Stored data entries:
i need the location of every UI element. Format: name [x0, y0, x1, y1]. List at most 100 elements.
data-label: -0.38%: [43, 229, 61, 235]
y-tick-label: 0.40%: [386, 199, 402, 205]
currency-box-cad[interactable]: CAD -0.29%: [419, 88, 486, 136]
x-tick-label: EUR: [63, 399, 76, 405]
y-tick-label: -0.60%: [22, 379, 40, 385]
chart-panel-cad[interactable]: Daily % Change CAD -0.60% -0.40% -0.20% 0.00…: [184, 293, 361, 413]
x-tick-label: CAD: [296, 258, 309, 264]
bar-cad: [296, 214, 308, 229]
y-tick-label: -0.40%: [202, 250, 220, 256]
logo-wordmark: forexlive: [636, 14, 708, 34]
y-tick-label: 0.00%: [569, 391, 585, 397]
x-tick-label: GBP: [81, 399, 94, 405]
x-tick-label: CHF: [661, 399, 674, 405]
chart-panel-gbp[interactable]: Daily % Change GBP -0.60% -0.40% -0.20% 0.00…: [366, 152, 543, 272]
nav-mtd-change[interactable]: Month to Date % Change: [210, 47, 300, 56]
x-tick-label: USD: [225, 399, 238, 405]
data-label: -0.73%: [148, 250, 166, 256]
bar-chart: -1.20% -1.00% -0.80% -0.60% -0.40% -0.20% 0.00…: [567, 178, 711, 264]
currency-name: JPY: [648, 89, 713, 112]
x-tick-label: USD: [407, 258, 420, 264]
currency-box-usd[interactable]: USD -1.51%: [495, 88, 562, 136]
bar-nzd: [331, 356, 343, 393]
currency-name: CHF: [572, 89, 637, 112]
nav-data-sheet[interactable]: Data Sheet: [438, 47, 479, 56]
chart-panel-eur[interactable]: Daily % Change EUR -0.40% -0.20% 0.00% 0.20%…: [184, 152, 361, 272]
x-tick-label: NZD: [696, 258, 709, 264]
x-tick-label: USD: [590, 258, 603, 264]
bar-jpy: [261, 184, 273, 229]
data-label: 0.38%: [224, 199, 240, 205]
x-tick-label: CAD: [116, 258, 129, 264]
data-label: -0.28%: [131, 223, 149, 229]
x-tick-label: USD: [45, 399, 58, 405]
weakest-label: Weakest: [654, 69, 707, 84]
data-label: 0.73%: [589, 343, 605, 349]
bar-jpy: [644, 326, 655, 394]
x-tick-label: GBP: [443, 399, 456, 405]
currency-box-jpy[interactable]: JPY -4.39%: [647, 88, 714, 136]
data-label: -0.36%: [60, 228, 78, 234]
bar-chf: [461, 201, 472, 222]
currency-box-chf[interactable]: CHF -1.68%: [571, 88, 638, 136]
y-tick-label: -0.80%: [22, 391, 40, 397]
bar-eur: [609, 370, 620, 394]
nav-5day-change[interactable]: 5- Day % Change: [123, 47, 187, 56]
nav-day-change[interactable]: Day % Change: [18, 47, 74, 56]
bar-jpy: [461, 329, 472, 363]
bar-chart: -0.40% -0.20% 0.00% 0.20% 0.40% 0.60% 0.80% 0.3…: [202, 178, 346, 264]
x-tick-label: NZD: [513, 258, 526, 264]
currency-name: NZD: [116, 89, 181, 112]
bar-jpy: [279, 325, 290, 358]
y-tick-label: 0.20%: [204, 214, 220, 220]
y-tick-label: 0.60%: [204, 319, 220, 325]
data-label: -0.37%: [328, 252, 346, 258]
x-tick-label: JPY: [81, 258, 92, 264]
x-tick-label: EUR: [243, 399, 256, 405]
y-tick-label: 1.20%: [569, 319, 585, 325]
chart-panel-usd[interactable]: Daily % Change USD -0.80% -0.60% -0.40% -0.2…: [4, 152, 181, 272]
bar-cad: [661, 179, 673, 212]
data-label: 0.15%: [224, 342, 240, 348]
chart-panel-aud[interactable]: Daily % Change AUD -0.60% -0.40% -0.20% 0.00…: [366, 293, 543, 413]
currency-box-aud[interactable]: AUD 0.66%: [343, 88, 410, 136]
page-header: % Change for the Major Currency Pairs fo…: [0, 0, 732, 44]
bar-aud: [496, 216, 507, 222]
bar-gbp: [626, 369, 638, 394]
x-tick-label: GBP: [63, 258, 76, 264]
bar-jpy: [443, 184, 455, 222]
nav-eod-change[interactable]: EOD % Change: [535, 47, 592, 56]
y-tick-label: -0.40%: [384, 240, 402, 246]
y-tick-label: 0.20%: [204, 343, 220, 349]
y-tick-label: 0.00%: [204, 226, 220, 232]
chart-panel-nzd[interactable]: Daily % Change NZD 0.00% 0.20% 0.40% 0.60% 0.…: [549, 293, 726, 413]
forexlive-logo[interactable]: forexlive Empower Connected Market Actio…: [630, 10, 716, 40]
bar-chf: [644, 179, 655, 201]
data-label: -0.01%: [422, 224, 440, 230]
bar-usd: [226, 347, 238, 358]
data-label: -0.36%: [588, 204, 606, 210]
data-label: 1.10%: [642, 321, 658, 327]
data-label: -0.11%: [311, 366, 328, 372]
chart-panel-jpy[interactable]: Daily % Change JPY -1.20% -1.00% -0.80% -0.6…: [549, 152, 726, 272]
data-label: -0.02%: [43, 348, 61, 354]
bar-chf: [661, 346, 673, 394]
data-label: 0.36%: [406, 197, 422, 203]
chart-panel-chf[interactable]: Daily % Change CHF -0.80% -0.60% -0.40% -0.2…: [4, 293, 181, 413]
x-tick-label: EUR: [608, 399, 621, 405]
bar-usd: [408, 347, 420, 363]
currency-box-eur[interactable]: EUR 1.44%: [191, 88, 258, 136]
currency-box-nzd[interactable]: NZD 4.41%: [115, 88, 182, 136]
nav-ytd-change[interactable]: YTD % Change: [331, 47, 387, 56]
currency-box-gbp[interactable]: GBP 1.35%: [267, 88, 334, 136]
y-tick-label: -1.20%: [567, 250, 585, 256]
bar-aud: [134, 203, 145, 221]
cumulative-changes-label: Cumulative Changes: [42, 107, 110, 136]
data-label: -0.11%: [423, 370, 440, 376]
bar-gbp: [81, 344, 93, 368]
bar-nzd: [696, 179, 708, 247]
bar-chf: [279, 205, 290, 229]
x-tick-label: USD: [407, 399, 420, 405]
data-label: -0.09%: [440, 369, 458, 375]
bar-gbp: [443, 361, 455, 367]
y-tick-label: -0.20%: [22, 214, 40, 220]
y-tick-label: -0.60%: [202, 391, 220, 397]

Requirements.
Copy the listing above line for line, changing nothing and leaving nothing out.

Expected answer.
i need the location of every UI element. Format: name [x0, y0, x1, y1]. List at most 100 elements.
data-label: -0.38%: [43, 229, 61, 235]
y-tick-label: 0.40%: [386, 199, 402, 205]
currency-box-cad[interactable]: CAD -0.29%: [419, 88, 486, 136]
x-tick-label: EUR: [63, 399, 76, 405]
y-tick-label: -0.60%: [22, 379, 40, 385]
chart-panel-cad[interactable]: Daily % Change CAD -0.60% -0.40% -0.20% 0.00…: [184, 293, 361, 413]
x-tick-label: CAD: [296, 258, 309, 264]
bar-cad: [296, 214, 308, 229]
y-tick-label: -0.40%: [202, 250, 220, 256]
logo-wordmark: forexlive: [636, 14, 708, 34]
y-tick-label: 0.00%: [569, 391, 585, 397]
x-tick-label: GBP: [81, 399, 94, 405]
x-tick-label: CHF: [661, 399, 674, 405]
chart-panel-gbp[interactable]: Daily % Change GBP -0.60% -0.40% -0.20% 0.00…: [366, 152, 543, 272]
nav-mtd-change[interactable]: Month to Date % Change: [210, 47, 300, 56]
x-tick-label: USD: [225, 399, 238, 405]
data-label: -0.73%: [148, 250, 166, 256]
bar-chart: -1.20% -1.00% -0.80% -0.60% -0.40% -0.20% 0.00…: [567, 178, 711, 264]
currency-name: JPY: [648, 89, 713, 112]
x-tick-label: USD: [407, 258, 420, 264]
currency-box-usd[interactable]: USD -1.51%: [495, 88, 562, 136]
bar-nzd: [331, 356, 343, 393]
currency-name: CHF: [572, 89, 637, 112]
nav-data-sheet[interactable]: Data Sheet: [438, 47, 479, 56]
chart-panel-eur[interactable]: Daily % Change EUR -0.40% -0.20% 0.00% 0.20%…: [184, 152, 361, 272]
x-tick-label: NZD: [696, 258, 709, 264]
x-tick-label: USD: [590, 258, 603, 264]
bar-jpy: [261, 184, 273, 229]
data-label: 0.38%: [224, 199, 240, 205]
x-tick-label: CAD: [116, 258, 129, 264]
data-label: -0.28%: [131, 223, 149, 229]
x-tick-label: USD: [45, 399, 58, 405]
weakest-label: Weakest: [654, 69, 707, 84]
data-label: 0.73%: [589, 343, 605, 349]
bar-jpy: [644, 326, 655, 394]
x-tick-label: GBP: [443, 399, 456, 405]
currency-box-jpy[interactable]: JPY -4.39%: [647, 88, 714, 136]
data-label: -0.36%: [60, 228, 78, 234]
bar-chf: [461, 201, 472, 222]
currency-box-chf[interactable]: CHF -1.68%: [571, 88, 638, 136]
y-tick-label: -0.80%: [22, 391, 40, 397]
bar-eur: [609, 370, 620, 394]
nav-5day-change[interactable]: 5- Day % Change: [123, 47, 187, 56]
nav-day-change[interactable]: Day % Change: [18, 47, 74, 56]
bar-jpy: [461, 329, 472, 363]
bar-chart: -0.40% -0.20% 0.00% 0.20% 0.40% 0.60% 0.80% 0.3…: [202, 178, 346, 264]
x-tick-label: NZD: [513, 258, 526, 264]
currency-name: NZD: [116, 89, 181, 112]
bar-jpy: [279, 325, 290, 358]
y-tick-label: 0.20%: [204, 214, 220, 220]
y-tick-label: 0.60%: [204, 319, 220, 325]
data-label: -0.37%: [328, 252, 346, 258]
x-tick-label: JPY: [81, 258, 92, 264]
x-tick-label: EUR: [243, 399, 256, 405]
y-tick-label: 1.20%: [569, 319, 585, 325]
chart-panel-usd[interactable]: Daily % Change USD -0.80% -0.60% -0.40% -0.2…: [4, 152, 181, 272]
bar-cad: [661, 179, 673, 212]
data-label: 0.15%: [224, 342, 240, 348]
chart-panel-aud[interactable]: Daily % Change AUD -0.60% -0.40% -0.20% 0.00…: [366, 293, 543, 413]
currency-box-aud[interactable]: AUD 0.66%: [343, 88, 410, 136]
page-header: % Change for the Major Currency Pairs fo…: [0, 0, 732, 44]
bar-aud: [496, 216, 507, 222]
bar-gbp: [626, 369, 638, 394]
x-tick-label: GBP: [63, 258, 76, 264]
bar-jpy: [443, 184, 455, 222]
nav-eod-change[interactable]: EOD % Change: [535, 47, 592, 56]
y-tick-label: -0.40%: [384, 240, 402, 246]
y-tick-label: 0.20%: [204, 343, 220, 349]
y-tick-label: 0.00%: [204, 226, 220, 232]
chart-panel-nzd[interactable]: Daily % Change NZD 0.00% 0.20% 0.40% 0.60% 0.…: [549, 293, 726, 413]
forexlive-logo[interactable]: forexlive Empower Connected Market Actio…: [630, 10, 716, 40]
bar-chf: [644, 179, 655, 201]
data-label: -0.01%: [422, 224, 440, 230]
bar-usd: [226, 347, 238, 358]
data-label: -0.36%: [588, 204, 606, 210]
data-label: 1.10%: [642, 321, 658, 327]
data-label: -0.11%: [311, 366, 328, 372]
chart-panel-jpy[interactable]: Daily % Change JPY -1.20% -1.00% -0.80% -0.6…: [549, 152, 726, 272]
data-label: -0.02%: [43, 348, 61, 354]
bar-chf: [661, 346, 673, 394]
data-label: 0.36%: [406, 197, 422, 203]
chart-panel-chf[interactable]: Daily % Change CHF -0.80% -0.60% -0.40% -0.2…: [4, 293, 181, 413]
x-tick-label: EUR: [608, 399, 621, 405]
bar-usd: [408, 347, 420, 363]
currency-box-eur[interactable]: EUR 1.44%: [191, 88, 258, 136]
currency-box-nzd[interactable]: NZD 4.41%: [115, 88, 182, 136]
nav-ytd-change[interactable]: YTD % Change: [331, 47, 387, 56]
currency-box-gbp[interactable]: GBP 1.35%: [267, 88, 334, 136]
y-tick-label: -1.20%: [567, 250, 585, 256]
bar-aud: [134, 203, 145, 221]
cumulative-changes-label: Cumulative Changes: [42, 107, 110, 136]
data-label: -0.11%: [423, 370, 440, 376]
bar-gbp: [81, 344, 93, 368]
bar-nzd: [696, 179, 708, 247]
bar-chf: [279, 205, 290, 229]
x-tick-label: USD: [407, 399, 420, 405]
data-label: -0.09%: [440, 369, 458, 375]
bar-gbp: [443, 361, 455, 367]
y-tick-label: -0.20%: [22, 214, 40, 220]
y-tick-label: -0.60%: [202, 391, 220, 397]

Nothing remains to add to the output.